Give every entry again, unchanged, and leave its images out.
• • • •
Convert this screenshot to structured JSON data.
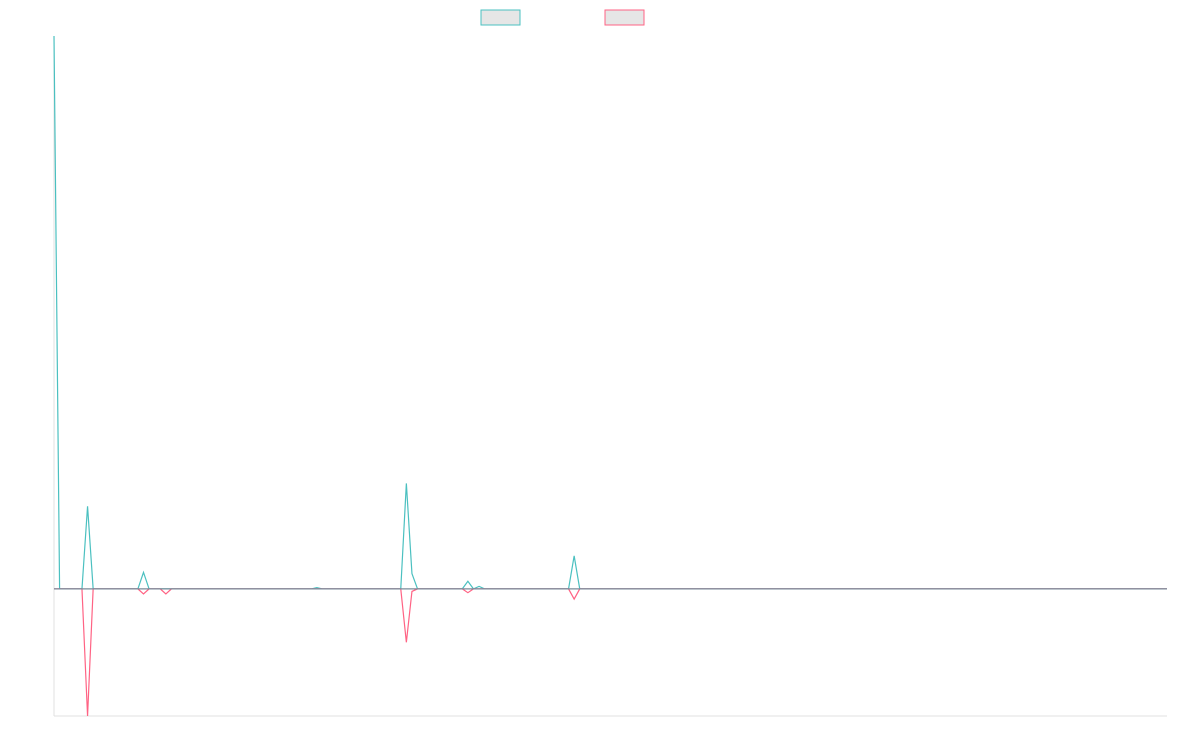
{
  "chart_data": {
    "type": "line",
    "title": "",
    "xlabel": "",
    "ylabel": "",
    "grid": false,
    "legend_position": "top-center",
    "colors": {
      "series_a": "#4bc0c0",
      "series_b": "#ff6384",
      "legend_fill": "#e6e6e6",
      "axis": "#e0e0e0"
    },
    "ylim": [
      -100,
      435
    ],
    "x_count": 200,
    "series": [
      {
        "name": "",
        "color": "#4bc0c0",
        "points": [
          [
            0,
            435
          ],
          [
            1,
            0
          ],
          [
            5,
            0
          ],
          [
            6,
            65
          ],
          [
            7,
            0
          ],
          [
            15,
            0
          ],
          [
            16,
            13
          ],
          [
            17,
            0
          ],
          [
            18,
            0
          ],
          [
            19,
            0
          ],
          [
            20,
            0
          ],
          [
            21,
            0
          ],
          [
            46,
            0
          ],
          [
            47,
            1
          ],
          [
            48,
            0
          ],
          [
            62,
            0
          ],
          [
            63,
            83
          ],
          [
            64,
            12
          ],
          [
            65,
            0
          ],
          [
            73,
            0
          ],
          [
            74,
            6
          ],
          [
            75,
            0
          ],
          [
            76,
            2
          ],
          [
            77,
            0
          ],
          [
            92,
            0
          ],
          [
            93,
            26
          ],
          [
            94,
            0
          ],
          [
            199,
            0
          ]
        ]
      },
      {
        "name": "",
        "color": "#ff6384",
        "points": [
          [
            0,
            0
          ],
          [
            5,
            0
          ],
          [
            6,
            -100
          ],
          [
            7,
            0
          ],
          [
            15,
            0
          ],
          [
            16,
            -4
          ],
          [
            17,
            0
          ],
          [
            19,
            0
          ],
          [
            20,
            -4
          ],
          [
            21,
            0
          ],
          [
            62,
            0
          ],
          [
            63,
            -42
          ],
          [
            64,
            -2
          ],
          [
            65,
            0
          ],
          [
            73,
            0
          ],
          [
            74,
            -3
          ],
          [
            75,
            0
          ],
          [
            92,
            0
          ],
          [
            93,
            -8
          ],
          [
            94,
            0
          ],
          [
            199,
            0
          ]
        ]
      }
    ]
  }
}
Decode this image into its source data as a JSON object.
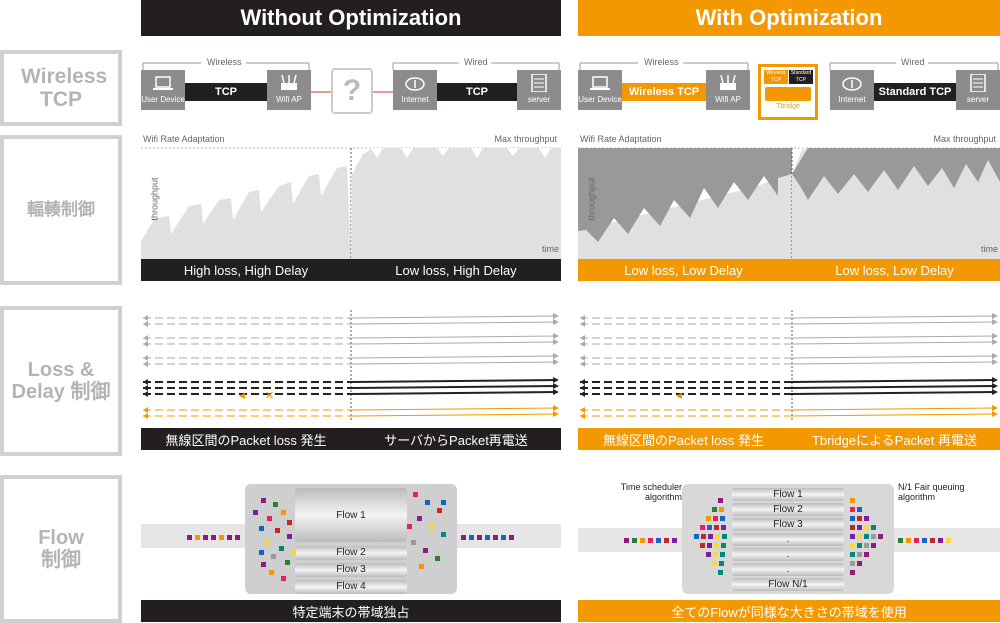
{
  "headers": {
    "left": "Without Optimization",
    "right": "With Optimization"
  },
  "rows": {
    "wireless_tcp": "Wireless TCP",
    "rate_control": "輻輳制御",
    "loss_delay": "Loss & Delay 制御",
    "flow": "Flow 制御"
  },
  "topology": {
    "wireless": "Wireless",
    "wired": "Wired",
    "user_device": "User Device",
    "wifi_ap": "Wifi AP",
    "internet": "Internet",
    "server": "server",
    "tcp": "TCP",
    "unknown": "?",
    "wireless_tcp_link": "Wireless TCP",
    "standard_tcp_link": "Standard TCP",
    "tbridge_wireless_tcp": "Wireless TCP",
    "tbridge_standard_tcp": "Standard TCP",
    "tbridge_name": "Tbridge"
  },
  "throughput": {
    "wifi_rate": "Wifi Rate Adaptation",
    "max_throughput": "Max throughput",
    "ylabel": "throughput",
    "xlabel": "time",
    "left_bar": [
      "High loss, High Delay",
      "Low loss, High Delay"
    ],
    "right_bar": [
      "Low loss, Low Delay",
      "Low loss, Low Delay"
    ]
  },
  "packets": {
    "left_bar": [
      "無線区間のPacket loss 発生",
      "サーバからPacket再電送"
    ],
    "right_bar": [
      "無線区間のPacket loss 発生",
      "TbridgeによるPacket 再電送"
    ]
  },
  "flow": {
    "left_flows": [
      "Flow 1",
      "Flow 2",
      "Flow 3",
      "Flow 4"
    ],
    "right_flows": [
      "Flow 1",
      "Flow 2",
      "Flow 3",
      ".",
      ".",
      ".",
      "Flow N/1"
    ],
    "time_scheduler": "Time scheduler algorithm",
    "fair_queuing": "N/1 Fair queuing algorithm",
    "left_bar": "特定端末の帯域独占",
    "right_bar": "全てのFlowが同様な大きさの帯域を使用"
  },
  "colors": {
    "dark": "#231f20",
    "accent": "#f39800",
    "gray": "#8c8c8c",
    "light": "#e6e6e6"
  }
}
• • • •
TASK ANSWER:
Convert this screenshot to structured JSON data.
{
  "chart_data": {
    "type": "line",
    "title": "",
    "xlabel": "",
    "ylabel": "",
    "grid": false,
    "legend_position": "top-center",
    "colors": {
      "series_a": "#4bc0c0",
      "series_b": "#ff6384",
      "legend_fill": "#e6e6e6",
      "axis": "#e0e0e0"
    },
    "ylim": [
      -100,
      435
    ],
    "x_count": 200,
    "series": [
      {
        "name": "",
        "color": "#4bc0c0",
        "points": [
          [
            0,
            435
          ],
          [
            1,
            0
          ],
          [
            5,
            0
          ],
          [
            6,
            65
          ],
          [
            7,
            0
          ],
          [
            15,
            0
          ],
          [
            16,
            13
          ],
          [
            17,
            0
          ],
          [
            18,
            0
          ],
          [
            19,
            0
          ],
          [
            20,
            0
          ],
          [
            21,
            0
          ],
          [
            46,
            0
          ],
          [
            47,
            1
          ],
          [
            48,
            0
          ],
          [
            62,
            0
          ],
          [
            63,
            83
          ],
          [
            64,
            12
          ],
          [
            65,
            0
          ],
          [
            73,
            0
          ],
          [
            74,
            6
          ],
          [
            75,
            0
          ],
          [
            76,
            2
          ],
          [
            77,
            0
          ],
          [
            92,
            0
          ],
          [
            93,
            26
          ],
          [
            94,
            0
          ],
          [
            199,
            0
          ]
        ]
      },
      {
        "name": "",
        "color": "#ff6384",
        "points": [
          [
            0,
            0
          ],
          [
            5,
            0
          ],
          [
            6,
            -100
          ],
          [
            7,
            0
          ],
          [
            15,
            0
          ],
          [
            16,
            -4
          ],
          [
            17,
            0
          ],
          [
            19,
            0
          ],
          [
            20,
            -4
          ],
          [
            21,
            0
          ],
          [
            62,
            0
          ],
          [
            63,
            -42
          ],
          [
            64,
            -2
          ],
          [
            65,
            0
          ],
          [
            73,
            0
          ],
          [
            74,
            -3
          ],
          [
            75,
            0
          ],
          [
            92,
            0
          ],
          [
            93,
            -8
          ],
          [
            94,
            0
          ],
          [
            199,
            0
          ]
        ]
      }
    ]
  }
}
Decode this image into its source data as a JSON object.
{
  "headers": {
    "left": "Without Optimization",
    "right": "With Optimization"
  },
  "rows": {
    "wireless_tcp": "Wireless TCP",
    "rate_control": "輻輳制御",
    "loss_delay": "Loss & Delay 制御",
    "flow": "Flow 制御"
  },
  "topology": {
    "wireless": "Wireless",
    "wired": "Wired",
    "user_device": "User Device",
    "wifi_ap": "Wifi AP",
    "internet": "Internet",
    "server": "server",
    "tcp": "TCP",
    "unknown": "?",
    "wireless_tcp_link": "Wireless TCP",
    "standard_tcp_link": "Standard TCP",
    "tbridge_wireless_tcp": "Wireless TCP",
    "tbridge_standard_tcp": "Standard TCP",
    "tbridge_name": "Tbridge"
  },
  "throughput": {
    "wifi_rate": "Wifi Rate Adaptation",
    "max_throughput": "Max throughput",
    "ylabel": "throughput",
    "xlabel": "time",
    "left_bar": [
      "High loss, High Delay",
      "Low loss, High Delay"
    ],
    "right_bar": [
      "Low loss, Low Delay",
      "Low loss, Low Delay"
    ]
  },
  "packets": {
    "left_bar": [
      "無線区間のPacket loss 発生",
      "サーバからPacket再電送"
    ],
    "right_bar": [
      "無線区間のPacket loss 発生",
      "TbridgeによるPacket 再電送"
    ]
  },
  "flow": {
    "left_flows": [
      "Flow 1",
      "Flow 2",
      "Flow 3",
      "Flow 4"
    ],
    "right_flows": [
      "Flow 1",
      "Flow 2",
      "Flow 3",
      ".",
      ".",
      ".",
      "Flow N/1"
    ],
    "time_scheduler": "Time scheduler algorithm",
    "fair_queuing": "N/1 Fair queuing algorithm",
    "left_bar": "特定端末の帯域独占",
    "right_bar": "全てのFlowが同様な大きさの帯域を使用"
  },
  "colors": {
    "dark": "#231f20",
    "accent": "#f39800",
    "gray": "#8c8c8c",
    "light": "#e6e6e6"
  }
}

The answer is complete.